# [Description of the task]
In the listing below, pick out lines with "avec".

>> start Entries provided

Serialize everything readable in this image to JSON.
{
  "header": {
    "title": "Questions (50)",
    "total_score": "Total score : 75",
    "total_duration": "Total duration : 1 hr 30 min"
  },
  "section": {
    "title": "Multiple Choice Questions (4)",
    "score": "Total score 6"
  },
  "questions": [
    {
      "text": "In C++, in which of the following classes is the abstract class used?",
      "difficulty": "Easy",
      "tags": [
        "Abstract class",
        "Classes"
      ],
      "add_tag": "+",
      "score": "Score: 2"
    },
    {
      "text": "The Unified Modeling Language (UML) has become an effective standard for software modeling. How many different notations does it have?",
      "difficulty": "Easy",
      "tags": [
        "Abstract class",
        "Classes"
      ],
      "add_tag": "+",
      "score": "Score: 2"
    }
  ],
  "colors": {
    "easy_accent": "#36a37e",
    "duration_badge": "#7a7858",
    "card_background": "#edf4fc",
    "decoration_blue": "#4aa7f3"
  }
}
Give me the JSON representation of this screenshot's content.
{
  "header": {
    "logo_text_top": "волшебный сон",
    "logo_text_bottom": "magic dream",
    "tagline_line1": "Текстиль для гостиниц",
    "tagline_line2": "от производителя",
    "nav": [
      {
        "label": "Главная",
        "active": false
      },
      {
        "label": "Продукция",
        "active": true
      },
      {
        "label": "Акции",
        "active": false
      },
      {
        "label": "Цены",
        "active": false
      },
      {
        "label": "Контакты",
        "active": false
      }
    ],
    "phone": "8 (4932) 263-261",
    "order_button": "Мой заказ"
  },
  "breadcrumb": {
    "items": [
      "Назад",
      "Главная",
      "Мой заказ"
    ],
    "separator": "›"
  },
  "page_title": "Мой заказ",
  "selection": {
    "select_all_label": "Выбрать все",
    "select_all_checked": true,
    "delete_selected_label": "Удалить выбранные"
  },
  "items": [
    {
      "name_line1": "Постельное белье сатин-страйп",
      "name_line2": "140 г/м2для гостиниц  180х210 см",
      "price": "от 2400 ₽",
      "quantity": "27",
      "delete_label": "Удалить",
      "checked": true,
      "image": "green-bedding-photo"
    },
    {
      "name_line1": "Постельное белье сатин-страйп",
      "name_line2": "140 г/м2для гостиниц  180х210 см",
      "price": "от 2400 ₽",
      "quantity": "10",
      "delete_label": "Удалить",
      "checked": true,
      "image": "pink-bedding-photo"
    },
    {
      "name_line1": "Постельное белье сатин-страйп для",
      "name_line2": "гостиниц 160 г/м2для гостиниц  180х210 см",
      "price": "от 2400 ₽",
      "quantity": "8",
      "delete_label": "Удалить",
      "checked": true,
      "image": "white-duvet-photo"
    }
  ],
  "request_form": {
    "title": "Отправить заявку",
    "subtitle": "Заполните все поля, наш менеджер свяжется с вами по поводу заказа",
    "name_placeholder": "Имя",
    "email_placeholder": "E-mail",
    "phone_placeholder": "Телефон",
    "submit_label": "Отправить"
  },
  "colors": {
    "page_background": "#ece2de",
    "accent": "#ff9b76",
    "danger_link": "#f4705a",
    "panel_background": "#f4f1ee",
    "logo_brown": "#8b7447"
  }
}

>> end Entries provided
>> start Entries provided

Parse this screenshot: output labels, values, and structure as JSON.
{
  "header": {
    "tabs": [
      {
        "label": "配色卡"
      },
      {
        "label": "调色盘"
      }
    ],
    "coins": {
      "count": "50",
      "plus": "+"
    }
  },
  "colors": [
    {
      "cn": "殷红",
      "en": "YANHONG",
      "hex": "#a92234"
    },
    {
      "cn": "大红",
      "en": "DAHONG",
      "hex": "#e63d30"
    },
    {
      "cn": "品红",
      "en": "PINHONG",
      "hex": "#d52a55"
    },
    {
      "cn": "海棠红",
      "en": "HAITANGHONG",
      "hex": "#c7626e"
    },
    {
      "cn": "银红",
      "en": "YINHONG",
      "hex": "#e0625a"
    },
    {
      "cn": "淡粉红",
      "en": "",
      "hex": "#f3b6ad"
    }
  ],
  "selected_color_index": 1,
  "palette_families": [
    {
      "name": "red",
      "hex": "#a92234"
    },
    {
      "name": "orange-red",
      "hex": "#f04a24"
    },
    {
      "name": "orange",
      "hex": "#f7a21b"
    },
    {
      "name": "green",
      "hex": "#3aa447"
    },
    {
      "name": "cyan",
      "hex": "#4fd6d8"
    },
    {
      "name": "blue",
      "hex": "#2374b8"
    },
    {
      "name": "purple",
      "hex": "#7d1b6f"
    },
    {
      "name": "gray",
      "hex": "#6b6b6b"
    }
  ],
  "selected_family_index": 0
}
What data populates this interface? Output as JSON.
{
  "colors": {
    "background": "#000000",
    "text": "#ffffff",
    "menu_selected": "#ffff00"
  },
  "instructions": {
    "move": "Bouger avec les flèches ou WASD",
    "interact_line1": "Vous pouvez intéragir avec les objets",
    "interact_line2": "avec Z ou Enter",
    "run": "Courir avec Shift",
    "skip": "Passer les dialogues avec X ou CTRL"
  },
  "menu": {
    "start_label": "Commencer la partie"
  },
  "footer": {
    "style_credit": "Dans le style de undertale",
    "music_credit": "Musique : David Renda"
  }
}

>> end Entries provided
>> start Entries provided

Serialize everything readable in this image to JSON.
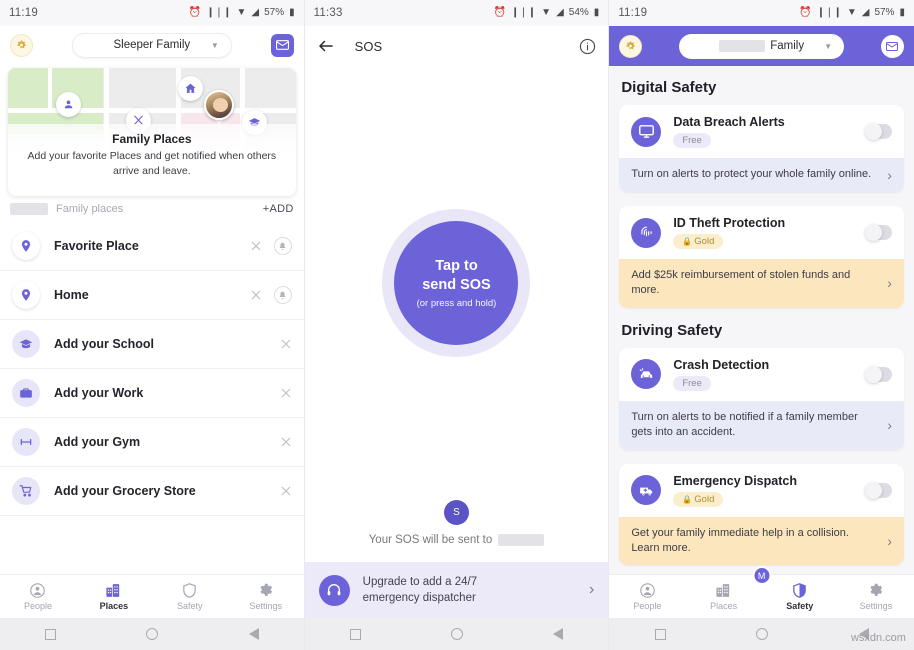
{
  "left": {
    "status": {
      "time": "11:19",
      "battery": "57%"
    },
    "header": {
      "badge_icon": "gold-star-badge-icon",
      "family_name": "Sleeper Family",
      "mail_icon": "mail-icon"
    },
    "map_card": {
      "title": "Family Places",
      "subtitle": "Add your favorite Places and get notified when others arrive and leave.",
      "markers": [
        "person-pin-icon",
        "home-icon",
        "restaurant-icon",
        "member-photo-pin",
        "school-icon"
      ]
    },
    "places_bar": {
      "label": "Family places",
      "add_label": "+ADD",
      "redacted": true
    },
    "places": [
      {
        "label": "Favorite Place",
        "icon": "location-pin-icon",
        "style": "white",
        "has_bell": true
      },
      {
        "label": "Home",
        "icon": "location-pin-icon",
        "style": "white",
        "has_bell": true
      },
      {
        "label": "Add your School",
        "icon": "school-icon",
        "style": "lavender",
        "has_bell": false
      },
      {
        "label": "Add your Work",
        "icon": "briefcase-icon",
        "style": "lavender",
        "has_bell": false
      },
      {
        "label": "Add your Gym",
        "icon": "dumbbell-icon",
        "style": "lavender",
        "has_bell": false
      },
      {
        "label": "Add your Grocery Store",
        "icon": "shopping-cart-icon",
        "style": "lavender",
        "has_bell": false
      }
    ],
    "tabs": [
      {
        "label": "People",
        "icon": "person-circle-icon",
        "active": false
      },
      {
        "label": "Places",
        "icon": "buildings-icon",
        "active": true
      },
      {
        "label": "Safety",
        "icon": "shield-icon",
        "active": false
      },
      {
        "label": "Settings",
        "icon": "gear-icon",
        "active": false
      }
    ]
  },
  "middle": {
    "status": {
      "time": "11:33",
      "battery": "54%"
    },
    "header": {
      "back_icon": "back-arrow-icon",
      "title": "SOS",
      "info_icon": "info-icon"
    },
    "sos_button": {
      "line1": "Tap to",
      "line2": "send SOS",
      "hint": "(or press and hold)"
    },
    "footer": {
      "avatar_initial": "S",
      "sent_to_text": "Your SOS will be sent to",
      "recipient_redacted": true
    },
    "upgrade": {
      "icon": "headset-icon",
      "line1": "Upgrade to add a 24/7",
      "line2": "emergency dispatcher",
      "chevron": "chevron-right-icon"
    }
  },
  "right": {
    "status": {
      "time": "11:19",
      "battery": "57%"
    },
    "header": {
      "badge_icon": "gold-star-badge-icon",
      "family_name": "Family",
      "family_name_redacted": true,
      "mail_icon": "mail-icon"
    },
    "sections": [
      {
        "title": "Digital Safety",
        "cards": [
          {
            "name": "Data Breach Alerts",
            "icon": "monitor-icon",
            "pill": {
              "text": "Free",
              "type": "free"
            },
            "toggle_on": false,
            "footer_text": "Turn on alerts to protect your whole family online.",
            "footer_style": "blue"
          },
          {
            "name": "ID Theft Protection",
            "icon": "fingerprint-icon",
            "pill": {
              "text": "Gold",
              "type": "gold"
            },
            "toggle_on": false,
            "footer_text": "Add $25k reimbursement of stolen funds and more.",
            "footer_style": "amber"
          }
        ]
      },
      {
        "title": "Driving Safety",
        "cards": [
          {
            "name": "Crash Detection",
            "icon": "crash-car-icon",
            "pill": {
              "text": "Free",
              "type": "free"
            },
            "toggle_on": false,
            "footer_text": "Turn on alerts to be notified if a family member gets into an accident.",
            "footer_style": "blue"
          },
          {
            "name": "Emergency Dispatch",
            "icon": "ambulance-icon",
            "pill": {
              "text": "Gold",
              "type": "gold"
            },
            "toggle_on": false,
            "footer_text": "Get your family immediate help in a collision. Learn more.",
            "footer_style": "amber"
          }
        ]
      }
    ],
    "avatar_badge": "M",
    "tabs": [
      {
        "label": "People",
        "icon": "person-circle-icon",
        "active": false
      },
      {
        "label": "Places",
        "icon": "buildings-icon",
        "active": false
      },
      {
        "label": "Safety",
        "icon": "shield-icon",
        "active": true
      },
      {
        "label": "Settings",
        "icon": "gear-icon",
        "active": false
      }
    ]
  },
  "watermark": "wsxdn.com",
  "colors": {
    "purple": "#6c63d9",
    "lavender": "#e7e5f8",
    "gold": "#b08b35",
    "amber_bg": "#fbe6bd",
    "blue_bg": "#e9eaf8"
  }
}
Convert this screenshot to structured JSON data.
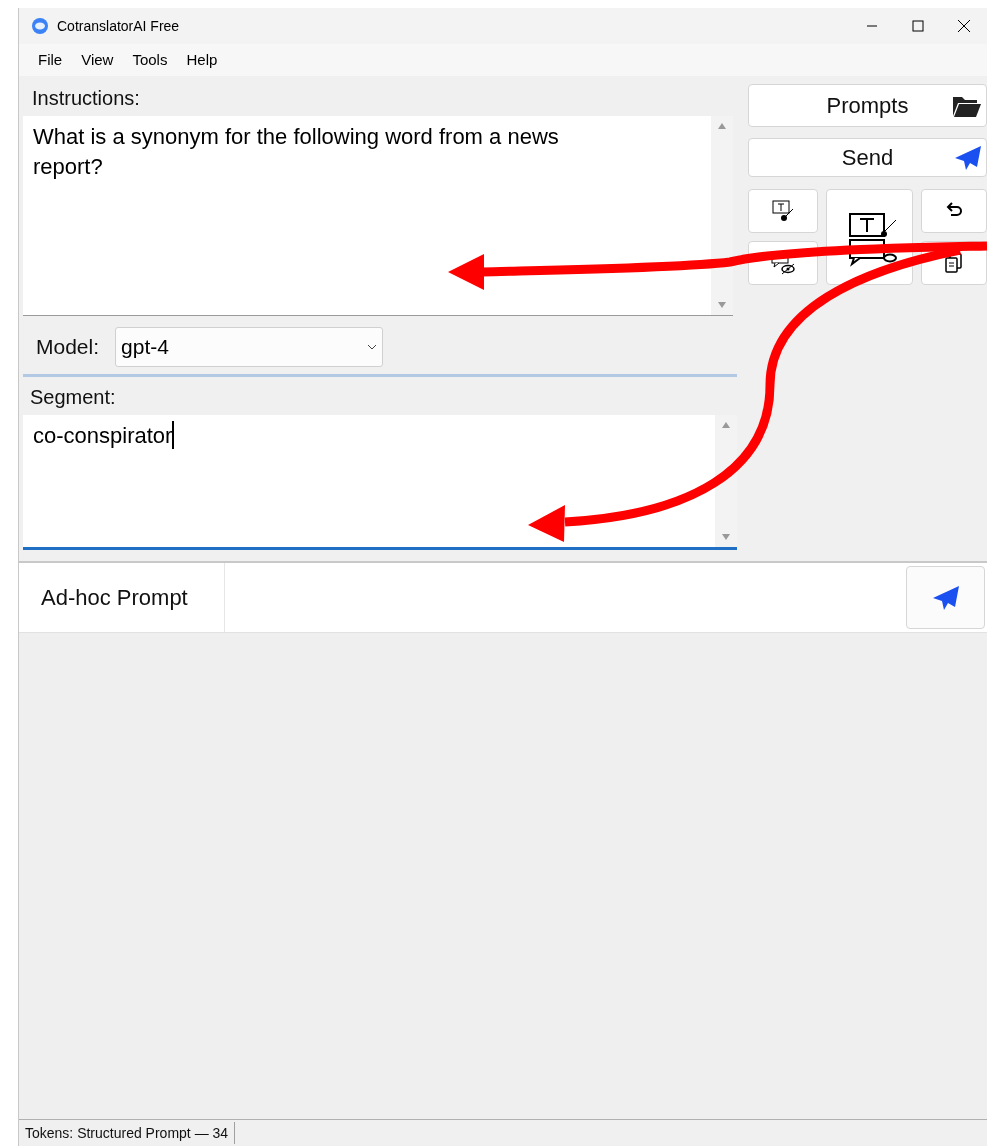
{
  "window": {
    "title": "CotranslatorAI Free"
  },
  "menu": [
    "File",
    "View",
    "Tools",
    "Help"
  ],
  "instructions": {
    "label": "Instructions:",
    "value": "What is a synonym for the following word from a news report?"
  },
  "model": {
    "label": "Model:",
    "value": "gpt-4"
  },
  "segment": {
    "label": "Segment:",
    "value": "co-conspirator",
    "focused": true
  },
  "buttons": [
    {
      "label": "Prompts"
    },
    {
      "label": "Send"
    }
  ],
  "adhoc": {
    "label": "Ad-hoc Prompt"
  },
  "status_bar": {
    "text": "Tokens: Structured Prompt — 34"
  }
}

>> end Entries provided

# [Finished task]
    "move": "Bouger avec les flèches ou WASD",
    "interact_line1": "Vous pouvez intéragir avec les objets",
    "interact_line2": "avec Z ou Enter",
    "run": "Courir avec Shift",
    "skip": "Passer les dialogues avec X ou CTRL"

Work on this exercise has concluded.